** start of Data to process **
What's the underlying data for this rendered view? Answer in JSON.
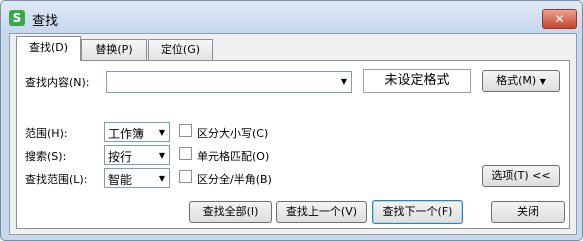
{
  "window": {
    "title": "查找",
    "app_icon": "S",
    "close_label": "✕"
  },
  "tabs": [
    {
      "label": "查找(D)"
    },
    {
      "label": "替换(P)"
    },
    {
      "label": "定位(G)"
    }
  ],
  "find": {
    "label": "查找内容(N):",
    "value": "",
    "format_display": "未设定格式",
    "format_button": "格式(M)"
  },
  "options": {
    "scope": {
      "label": "范围(H):",
      "value": "工作簿"
    },
    "search": {
      "label": "搜索(S):",
      "value": "按行"
    },
    "look_in": {
      "label": "查找范围(L):",
      "value": "智能"
    },
    "match_case": {
      "label": "区分大小写(C)",
      "checked": false
    },
    "match_cell": {
      "label": "单元格匹配(O)",
      "checked": false
    },
    "match_width": {
      "label": "区分全/半角(B)",
      "checked": false
    },
    "options_button": "选项(T) <<"
  },
  "buttons": {
    "find_all": "查找全部(I)",
    "find_prev": "查找上一个(V)",
    "find_next": "查找下一个(F)",
    "close": "关闭"
  },
  "icons": {
    "dropdown": "▼"
  }
}
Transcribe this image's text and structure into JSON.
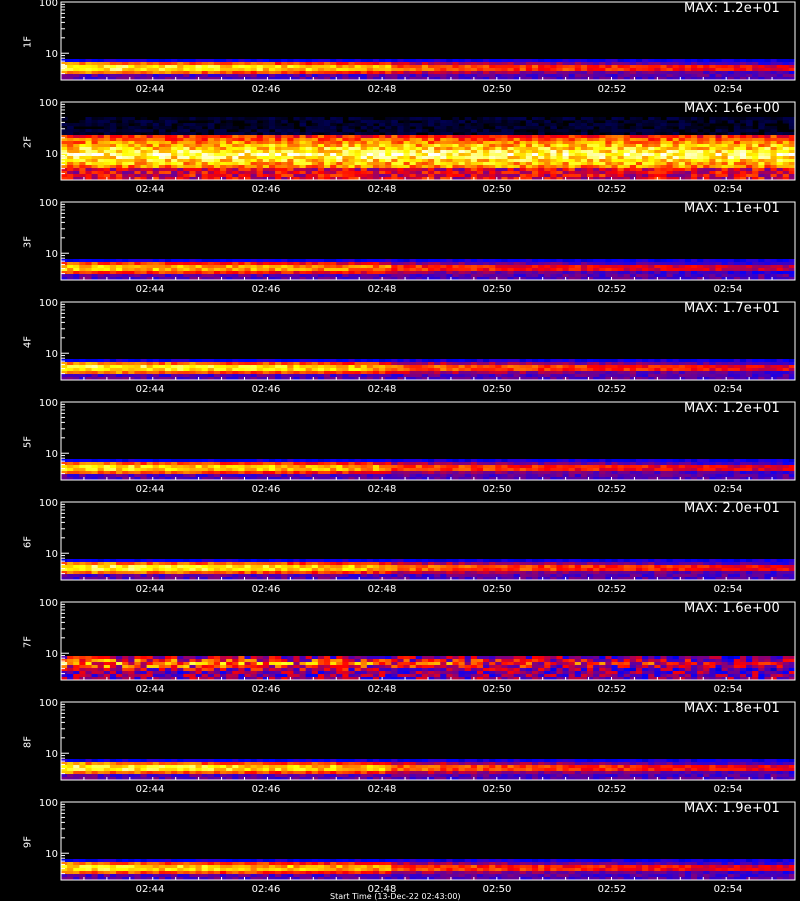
{
  "chart_data": [
    {
      "type": "heatmap",
      "ylabel": "1F",
      "max_label": "MAX: 1.2e+01",
      "yticks": [
        "100",
        "10"
      ],
      "xticks": [
        "02:44",
        "02:46",
        "02:48",
        "02:50",
        "02:52",
        "02:54"
      ],
      "band": "low",
      "intensity": 1.0
    },
    {
      "type": "heatmap",
      "ylabel": "2F",
      "max_label": "MAX: 1.6e+00",
      "yticks": [
        "100",
        "10"
      ],
      "xticks": [
        "02:44",
        "02:46",
        "02:48",
        "02:50",
        "02:52",
        "02:54"
      ],
      "band": "wide",
      "intensity": 1.0
    },
    {
      "type": "heatmap",
      "ylabel": "3F",
      "max_label": "MAX: 1.1e+01",
      "yticks": [
        "100",
        "10"
      ],
      "xticks": [
        "02:44",
        "02:46",
        "02:48",
        "02:50",
        "02:52",
        "02:54"
      ],
      "band": "low",
      "intensity": 0.9
    },
    {
      "type": "heatmap",
      "ylabel": "4F",
      "max_label": "MAX: 1.7e+01",
      "yticks": [
        "100",
        "10"
      ],
      "xticks": [
        "02:44",
        "02:46",
        "02:48",
        "02:50",
        "02:52",
        "02:54"
      ],
      "band": "low",
      "intensity": 1.0
    },
    {
      "type": "heatmap",
      "ylabel": "5F",
      "max_label": "MAX: 1.2e+01",
      "yticks": [
        "100",
        "10"
      ],
      "xticks": [
        "02:44",
        "02:46",
        "02:48",
        "02:50",
        "02:52",
        "02:54"
      ],
      "band": "low",
      "intensity": 0.95
    },
    {
      "type": "heatmap",
      "ylabel": "6F",
      "max_label": "MAX: 2.0e+01",
      "yticks": [
        "100",
        "10"
      ],
      "xticks": [
        "02:44",
        "02:46",
        "02:48",
        "02:50",
        "02:52",
        "02:54"
      ],
      "band": "low",
      "intensity": 1.0
    },
    {
      "type": "heatmap",
      "ylabel": "7F",
      "max_label": "MAX: 1.6e+00",
      "yticks": [
        "100",
        "10"
      ],
      "xticks": [
        "02:44",
        "02:46",
        "02:48",
        "02:50",
        "02:52",
        "02:54"
      ],
      "band": "noisy",
      "intensity": 0.8
    },
    {
      "type": "heatmap",
      "ylabel": "8F",
      "max_label": "MAX: 1.8e+01",
      "yticks": [
        "100",
        "10"
      ],
      "xticks": [
        "02:44",
        "02:46",
        "02:48",
        "02:50",
        "02:52",
        "02:54"
      ],
      "band": "low",
      "intensity": 1.0
    },
    {
      "type": "heatmap",
      "ylabel": "9F",
      "max_label": "MAX: 1.9e+01",
      "yticks": [
        "100",
        "10"
      ],
      "xticks": [
        "02:44",
        "02:46",
        "02:48",
        "02:50",
        "02:52",
        "02:54"
      ],
      "band": "low",
      "intensity": 0.95
    }
  ],
  "footer": {
    "text": "Start Time (13-Dec-22 02:43:00)"
  },
  "colors": {
    "background": "#000000",
    "axis": "#ffffff",
    "low": "#0000ff",
    "mid": "#ff0000",
    "high": "#ffff00",
    "peak": "#ffffff"
  }
}
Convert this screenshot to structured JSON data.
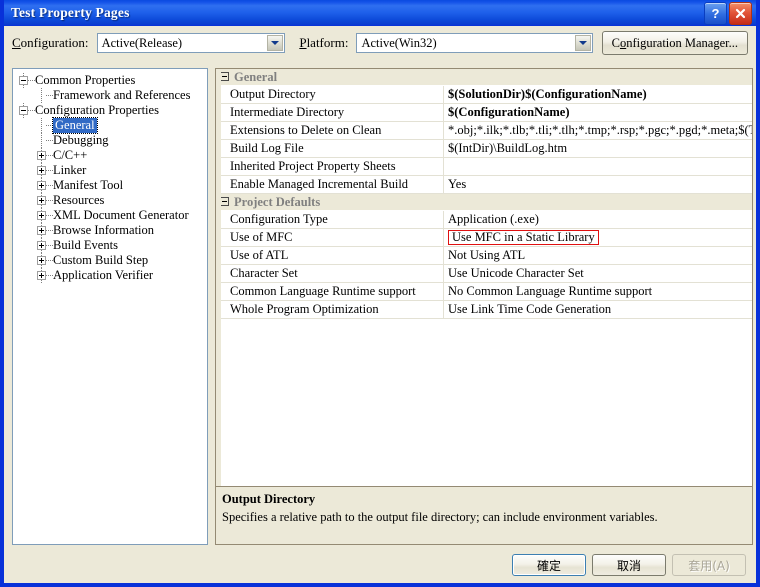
{
  "window": {
    "title": "Test Property Pages",
    "help_button": "?",
    "close_button": "×",
    "accent_titlebar": "#0831d9",
    "dialog_background": "#ece9d8"
  },
  "topbar": {
    "configuration_label": "Configuration:",
    "configuration_accel": "C",
    "configuration_value": "Active(Release)",
    "platform_label": "Platform:",
    "platform_accel": "P",
    "platform_value": "Active(Win32)",
    "config_manager_button": "Configuration Manager...",
    "config_manager_accel": "o"
  },
  "tree": {
    "selected": "General",
    "nodes": [
      {
        "label": "Common Properties",
        "level": 0,
        "toggle": "minus"
      },
      {
        "label": "Framework and References",
        "level": 1,
        "toggle": "none"
      },
      {
        "label": "Configuration Properties",
        "level": 0,
        "toggle": "minus"
      },
      {
        "label": "General",
        "level": 1,
        "toggle": "none",
        "selected": true
      },
      {
        "label": "Debugging",
        "level": 1,
        "toggle": "none"
      },
      {
        "label": "C/C++",
        "level": 1,
        "toggle": "plus"
      },
      {
        "label": "Linker",
        "level": 1,
        "toggle": "plus"
      },
      {
        "label": "Manifest Tool",
        "level": 1,
        "toggle": "plus"
      },
      {
        "label": "Resources",
        "level": 1,
        "toggle": "plus"
      },
      {
        "label": "XML Document Generator",
        "level": 1,
        "toggle": "plus"
      },
      {
        "label": "Browse Information",
        "level": 1,
        "toggle": "plus"
      },
      {
        "label": "Build Events",
        "level": 1,
        "toggle": "plus"
      },
      {
        "label": "Custom Build Step",
        "level": 1,
        "toggle": "plus"
      },
      {
        "label": "Application Verifier",
        "level": 1,
        "toggle": "plus"
      }
    ]
  },
  "grid": {
    "categories": [
      {
        "name": "General",
        "rows": [
          {
            "name": "Output Directory",
            "value": "$(SolutionDir)$(ConfigurationName)",
            "bold": true
          },
          {
            "name": "Intermediate Directory",
            "value": "$(ConfigurationName)",
            "bold": true
          },
          {
            "name": "Extensions to Delete on Clean",
            "value": "*.obj;*.ilk;*.tlb;*.tli;*.tlh;*.tmp;*.rsp;*.pgc;*.pgd;*.meta;$(Targ",
            "bold": false
          },
          {
            "name": "Build Log File",
            "value": "$(IntDir)\\BuildLog.htm",
            "bold": false
          },
          {
            "name": "Inherited Project Property Sheets",
            "value": "",
            "bold": false
          },
          {
            "name": "Enable Managed Incremental Build",
            "value": "Yes",
            "bold": false
          }
        ]
      },
      {
        "name": "Project Defaults",
        "rows": [
          {
            "name": "Configuration Type",
            "value": "Application (.exe)",
            "bold": false
          },
          {
            "name": "Use of MFC",
            "value": "Use MFC in a Static Library",
            "bold": false,
            "highlight": true,
            "highlight_color": "#e01010"
          },
          {
            "name": "Use of ATL",
            "value": "Not Using ATL",
            "bold": false
          },
          {
            "name": "Character Set",
            "value": "Use Unicode Character Set",
            "bold": false
          },
          {
            "name": "Common Language Runtime support",
            "value": "No Common Language Runtime support",
            "bold": false
          },
          {
            "name": "Whole Program Optimization",
            "value": "Use Link Time Code Generation",
            "bold": false
          }
        ]
      }
    ],
    "description": {
      "title": "Output Directory",
      "text": "Specifies a relative path to the output file directory; can include environment variables."
    }
  },
  "buttons": {
    "ok": "確定",
    "cancel": "取消",
    "apply": "套用(A)",
    "apply_disabled": true
  }
}
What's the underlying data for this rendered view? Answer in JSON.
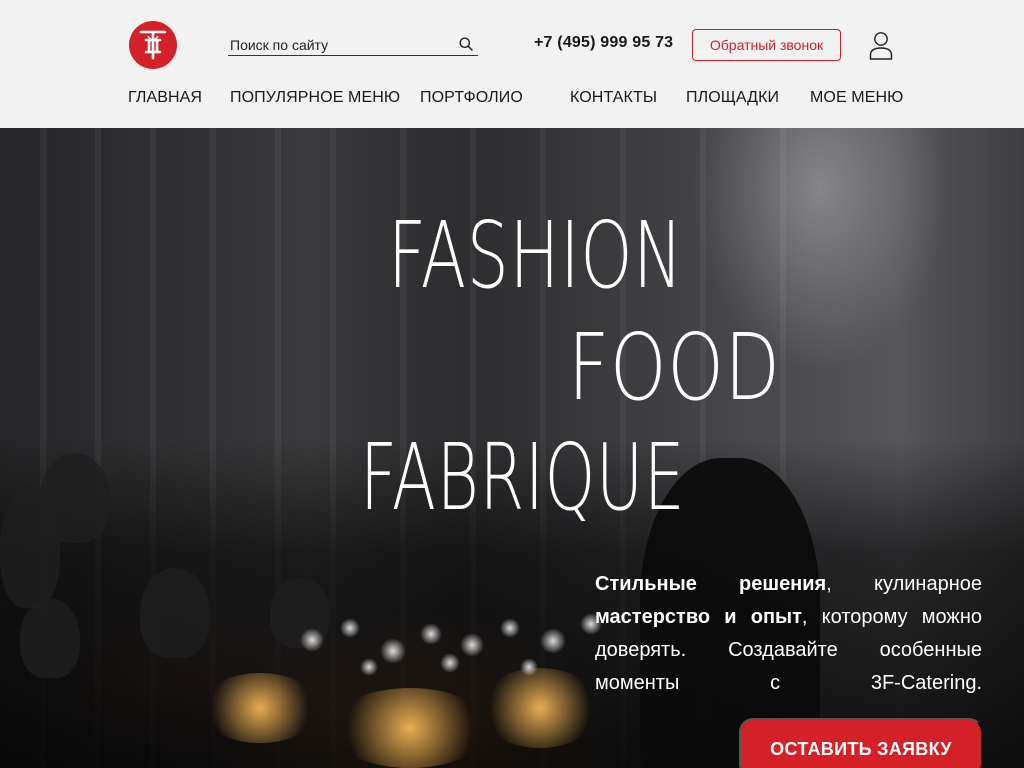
{
  "header": {
    "logo_alt": "3F Catering logo",
    "search": {
      "placeholder": "Поиск по сайту"
    },
    "phone": "+7 (495) 999 95 73",
    "callback_label": "Обратный звонок"
  },
  "nav": {
    "items": [
      {
        "label": "ГЛАВНАЯ"
      },
      {
        "label": "ПОПУЛЯРНОЕ МЕНЮ"
      },
      {
        "label": "ПОРТФОЛИО"
      },
      {
        "label": "КОНТАКТЫ"
      },
      {
        "label": "ПЛОЩАДКИ"
      },
      {
        "label": "МОЕ МЕНЮ"
      }
    ]
  },
  "hero": {
    "title_line1": "FASHION",
    "title_line2": "FOOD",
    "title_line3": "FABRIQUE",
    "tagline": {
      "bold1": "Стильные решения",
      "text1": ", кулинарное",
      "bold2": "мастерство и опыт",
      "text2": ", которому можно доверять. Создавайте особенные моменты с 3F-Catering."
    },
    "cta_label": "ОСТАВИТЬ ЗАЯВКУ"
  },
  "colors": {
    "accent": "#d42027",
    "header_bg": "#f2f2f2",
    "text": "#1a1a1a"
  },
  "icons": [
    "search-icon",
    "user-icon",
    "logo-icon"
  ]
}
** end of Data to process **
What is needed:
Find all lines with "General" in them and copy each one.

The solution:
    "selected": "General",
        "label": "General",
        "name": "General",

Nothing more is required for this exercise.